*** Records to use
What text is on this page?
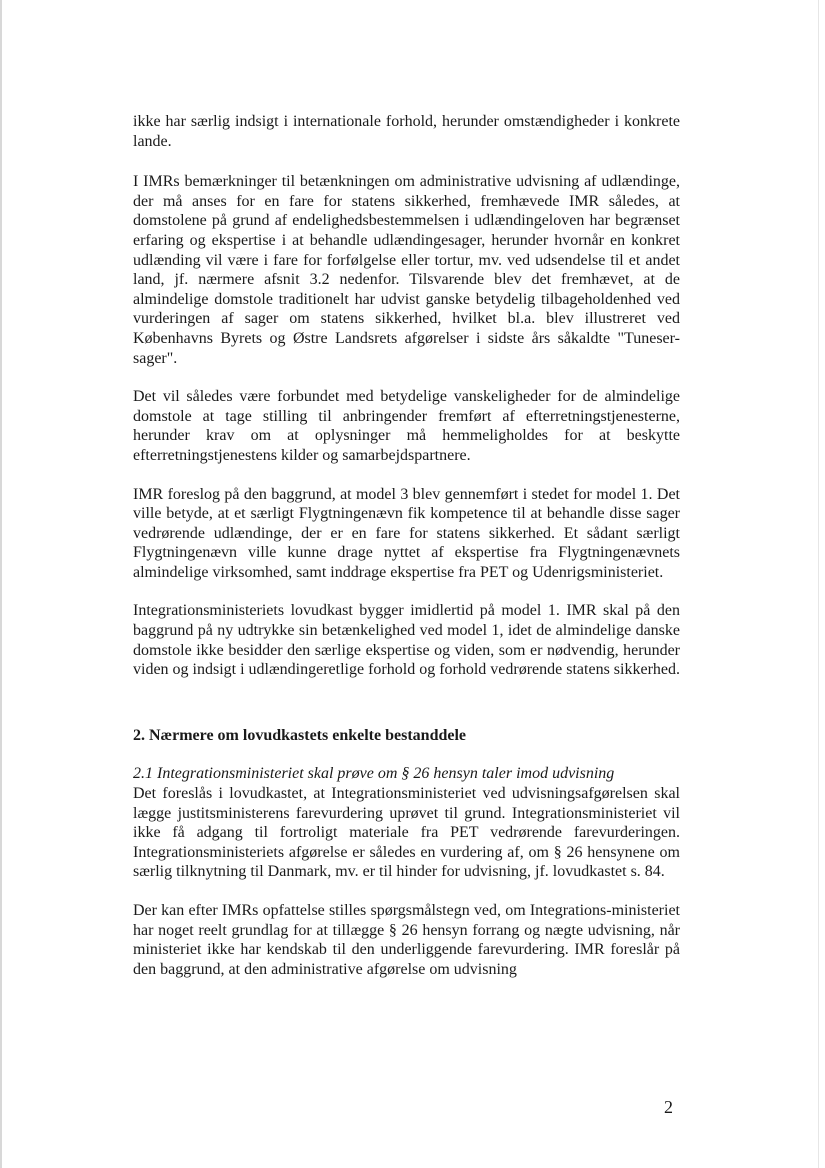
ikke har særlig indsigt i internationale forhold, herunder omstændigheder i konkrete lande.

I IMRs bemærkninger til betænkningen om administrative udvisning af udlændinge, der må anses for en fare for statens sikkerhed, fremhævede IMR således, at domstolene på grund af endelighedsbestemmelsen i udlændingeloven har begrænset erfaring og ekspertise i at behandle udlændingesager, herunder hvornår en konkret udlænding vil være i fare for forfølgelse eller tortur, mv. ved udsendelse til et andet land, jf. nærmere afsnit 3.2 nedenfor. Tilsvarende blev det fremhævet, at de almindelige domstole traditionelt har udvist ganske betydelig tilbageholdenhed ved vurderingen af sager om statens sikkerhed, hvilket bl.a. blev illustreret ved Københavns Byrets og Østre Landsrets afgørelser i sidste års såkaldte "Tuneser-sager".

Det vil således være forbundet med betydelige vanskeligheder for de almindelige domstole at tage stilling til anbringender fremført af efterretningstjenesterne, herunder krav om at oplysninger må hemmeligholdes for at beskytte efterretningstjenestens kilder og samarbejdspartnere.

IMR foreslog på den baggrund, at model 3 blev gennemført i stedet for model 1. Det ville betyde, at et særligt Flygtningenævn fik kompetence til at behandle disse sager vedrørende udlændinge, der er en fare for statens sikkerhed. Et sådant særligt Flygtningenævn ville kunne drage nyttet af ekspertise fra Flygtningenævnets almindelige virksomhed, samt inddrage ekspertise fra PET og Udenrigsministeriet.

Integrationsministeriets lovudkast bygger imidlertid på model 1. IMR skal på den baggrund på ny udtrykke sin betænkelighed ved model 1, idet de almindelige danske domstole ikke besidder den særlige ekspertise og viden, som er nødvendig, herunder viden og indsigt i udlændingeretlige forhold og forhold vedrørende statens sikkerhed.

2. Nærmere om lovudkastets enkelte bestanddele

2.1 Integrationsministeriet skal prøve om § 26 hensyn taler imod udvisning
Det foreslås i lovudkastet, at Integrationsministeriet ved udvisningsafgørelsen skal lægge justitsministerens farevurdering uprøvet til grund. Integrationsministeriet vil ikke få adgang til fortroligt materiale fra PET vedrørende farevurderingen. Integrationsministeriets afgørelse er således en vurdering af, om § 26 hensynene om særlig tilknytning til Danmark, mv. er til hinder for udvisning, jf. lovudkastet s. 84.

Der kan efter IMRs opfattelse stilles spørgsmålstegn ved, om Integrations-ministeriet har noget reelt grundlag for at tillægge § 26 hensyn forrang og nægte udvisning, når ministeriet ikke har kendskab til den underliggende farevurdering. IMR foreslår på den baggrund, at den administrative afgørelse om udvisning

2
******
Goal
Write out the full listing verbatim, excluding its pictures.

Answer below
What text is on this page?
ikke har særlig indsigt i internationale forhold, herunder omstændigheder i konkrete lande.

I IMRs bemærkninger til betænkningen om administrative udvisning af udlændinge, der må anses for en fare for statens sikkerhed, fremhævede IMR således, at domstolene på grund af endelighedsbestemmelsen i udlændingeloven har begrænset erfaring og ekspertise i at behandle udlændingesager, herunder hvornår en konkret udlænding vil være i fare for forfølgelse eller tortur, mv. ved udsendelse til et andet land, jf. nærmere afsnit 3.2 nedenfor. Tilsvarende blev det fremhævet, at de almindelige domstole traditionelt har udvist ganske betydelig tilbageholdenhed ved vurderingen af sager om statens sikkerhed, hvilket bl.a. blev illustreret ved Københavns Byrets og Østre Landsrets afgørelser i sidste års såkaldte "Tuneser-sager".

Det vil således være forbundet med betydelige vanskeligheder for de almindelige domstole at tage stilling til anbringender fremført af efterretningstjenesterne, herunder krav om at oplysninger må hemmeligholdes for at beskytte efterretningstjenestens kilder og samarbejdspartnere.

IMR foreslog på den baggrund, at model 3 blev gennemført i stedet for model 1. Det ville betyde, at et særligt Flygtningenævn fik kompetence til at behandle disse sager vedrørende udlændinge, der er en fare for statens sikkerhed. Et sådant særligt Flygtningenævn ville kunne drage nyttet af ekspertise fra Flygtningenævnets almindelige virksomhed, samt inddrage ekspertise fra PET og Udenrigsministeriet.

Integrationsministeriets lovudkast bygger imidlertid på model 1. IMR skal på den baggrund på ny udtrykke sin betænkelighed ved model 1, idet de almindelige danske domstole ikke besidder den særlige ekspertise og viden, som er nødvendig, herunder viden og indsigt i udlændingeretlige forhold og forhold vedrørende statens sikkerhed.

2. Nærmere om lovudkastets enkelte bestanddele

2.1 Integrationsministeriet skal prøve om § 26 hensyn taler imod udvisning
Det foreslås i lovudkastet, at Integrationsministeriet ved udvisningsafgørelsen skal lægge justitsministerens farevurdering uprøvet til grund. Integrationsministeriet vil ikke få adgang til fortroligt materiale fra PET vedrørende farevurderingen. Integrationsministeriets afgørelse er således en vurdering af, om § 26 hensynene om særlig tilknytning til Danmark, mv. er til hinder for udvisning, jf. lovudkastet s. 84.

Der kan efter IMRs opfattelse stilles spørgsmålstegn ved, om Integrations-ministeriet har noget reelt grundlag for at tillægge § 26 hensyn forrang og nægte udvisning, når ministeriet ikke har kendskab til den underliggende farevurdering. IMR foreslår på den baggrund, at den administrative afgørelse om udvisning

2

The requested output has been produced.